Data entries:
###
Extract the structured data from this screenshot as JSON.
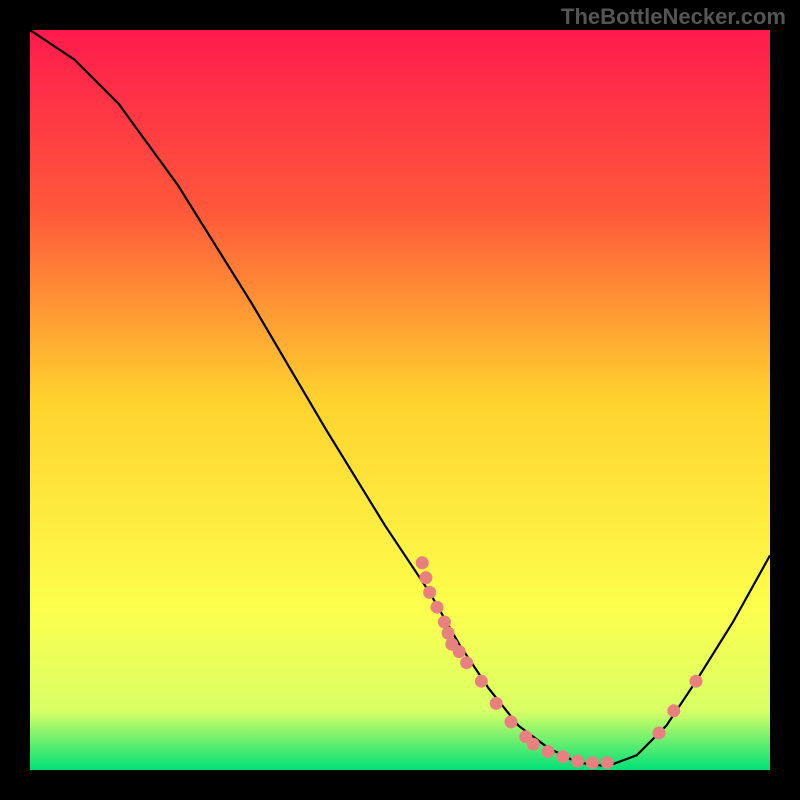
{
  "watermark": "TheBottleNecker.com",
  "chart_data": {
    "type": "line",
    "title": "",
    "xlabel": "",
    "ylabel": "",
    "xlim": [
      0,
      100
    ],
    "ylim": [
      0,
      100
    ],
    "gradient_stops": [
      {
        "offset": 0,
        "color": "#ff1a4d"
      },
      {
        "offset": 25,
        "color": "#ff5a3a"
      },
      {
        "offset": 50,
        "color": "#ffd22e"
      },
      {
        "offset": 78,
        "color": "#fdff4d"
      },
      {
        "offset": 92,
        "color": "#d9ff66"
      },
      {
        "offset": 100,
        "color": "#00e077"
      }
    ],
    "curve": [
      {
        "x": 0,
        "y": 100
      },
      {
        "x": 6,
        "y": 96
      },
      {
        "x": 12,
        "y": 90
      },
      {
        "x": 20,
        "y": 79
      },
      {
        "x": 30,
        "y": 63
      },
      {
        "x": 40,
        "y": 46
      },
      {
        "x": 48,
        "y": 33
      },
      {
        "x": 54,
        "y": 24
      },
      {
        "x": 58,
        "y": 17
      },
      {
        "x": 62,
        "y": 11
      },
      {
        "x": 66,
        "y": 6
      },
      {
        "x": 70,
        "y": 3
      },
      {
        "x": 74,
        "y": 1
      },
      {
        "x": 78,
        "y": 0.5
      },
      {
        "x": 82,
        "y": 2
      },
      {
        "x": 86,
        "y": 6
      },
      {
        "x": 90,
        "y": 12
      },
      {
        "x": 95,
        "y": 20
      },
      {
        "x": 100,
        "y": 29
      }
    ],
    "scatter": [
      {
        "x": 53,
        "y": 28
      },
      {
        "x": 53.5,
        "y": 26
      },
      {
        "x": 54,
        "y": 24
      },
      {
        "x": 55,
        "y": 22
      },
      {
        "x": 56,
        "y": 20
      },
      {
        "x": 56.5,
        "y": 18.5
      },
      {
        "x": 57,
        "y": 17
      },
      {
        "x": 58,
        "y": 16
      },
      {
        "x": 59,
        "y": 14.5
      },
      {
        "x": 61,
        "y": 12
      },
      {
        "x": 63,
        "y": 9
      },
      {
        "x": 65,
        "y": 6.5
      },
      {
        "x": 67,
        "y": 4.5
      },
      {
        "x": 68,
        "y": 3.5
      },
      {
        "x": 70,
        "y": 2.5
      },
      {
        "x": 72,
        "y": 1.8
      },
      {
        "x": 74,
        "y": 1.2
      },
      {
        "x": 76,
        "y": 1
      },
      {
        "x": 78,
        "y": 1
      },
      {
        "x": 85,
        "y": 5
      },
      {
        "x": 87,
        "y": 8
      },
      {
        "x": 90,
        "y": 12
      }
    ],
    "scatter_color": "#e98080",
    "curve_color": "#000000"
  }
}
###
Problem details:
Print all the records again exactly; do not include any picture.

Completed task:
Extract the structured data from this screenshot as JSON.
{
  "watermark": "TheBottleNecker.com",
  "chart_data": {
    "type": "line",
    "title": "",
    "xlabel": "",
    "ylabel": "",
    "xlim": [
      0,
      100
    ],
    "ylim": [
      0,
      100
    ],
    "gradient_stops": [
      {
        "offset": 0,
        "color": "#ff1a4d"
      },
      {
        "offset": 25,
        "color": "#ff5a3a"
      },
      {
        "offset": 50,
        "color": "#ffd22e"
      },
      {
        "offset": 78,
        "color": "#fdff4d"
      },
      {
        "offset": 92,
        "color": "#d9ff66"
      },
      {
        "offset": 100,
        "color": "#00e077"
      }
    ],
    "curve": [
      {
        "x": 0,
        "y": 100
      },
      {
        "x": 6,
        "y": 96
      },
      {
        "x": 12,
        "y": 90
      },
      {
        "x": 20,
        "y": 79
      },
      {
        "x": 30,
        "y": 63
      },
      {
        "x": 40,
        "y": 46
      },
      {
        "x": 48,
        "y": 33
      },
      {
        "x": 54,
        "y": 24
      },
      {
        "x": 58,
        "y": 17
      },
      {
        "x": 62,
        "y": 11
      },
      {
        "x": 66,
        "y": 6
      },
      {
        "x": 70,
        "y": 3
      },
      {
        "x": 74,
        "y": 1
      },
      {
        "x": 78,
        "y": 0.5
      },
      {
        "x": 82,
        "y": 2
      },
      {
        "x": 86,
        "y": 6
      },
      {
        "x": 90,
        "y": 12
      },
      {
        "x": 95,
        "y": 20
      },
      {
        "x": 100,
        "y": 29
      }
    ],
    "scatter": [
      {
        "x": 53,
        "y": 28
      },
      {
        "x": 53.5,
        "y": 26
      },
      {
        "x": 54,
        "y": 24
      },
      {
        "x": 55,
        "y": 22
      },
      {
        "x": 56,
        "y": 20
      },
      {
        "x": 56.5,
        "y": 18.5
      },
      {
        "x": 57,
        "y": 17
      },
      {
        "x": 58,
        "y": 16
      },
      {
        "x": 59,
        "y": 14.5
      },
      {
        "x": 61,
        "y": 12
      },
      {
        "x": 63,
        "y": 9
      },
      {
        "x": 65,
        "y": 6.5
      },
      {
        "x": 67,
        "y": 4.5
      },
      {
        "x": 68,
        "y": 3.5
      },
      {
        "x": 70,
        "y": 2.5
      },
      {
        "x": 72,
        "y": 1.8
      },
      {
        "x": 74,
        "y": 1.2
      },
      {
        "x": 76,
        "y": 1
      },
      {
        "x": 78,
        "y": 1
      },
      {
        "x": 85,
        "y": 5
      },
      {
        "x": 87,
        "y": 8
      },
      {
        "x": 90,
        "y": 12
      }
    ],
    "scatter_color": "#e98080",
    "curve_color": "#000000"
  }
}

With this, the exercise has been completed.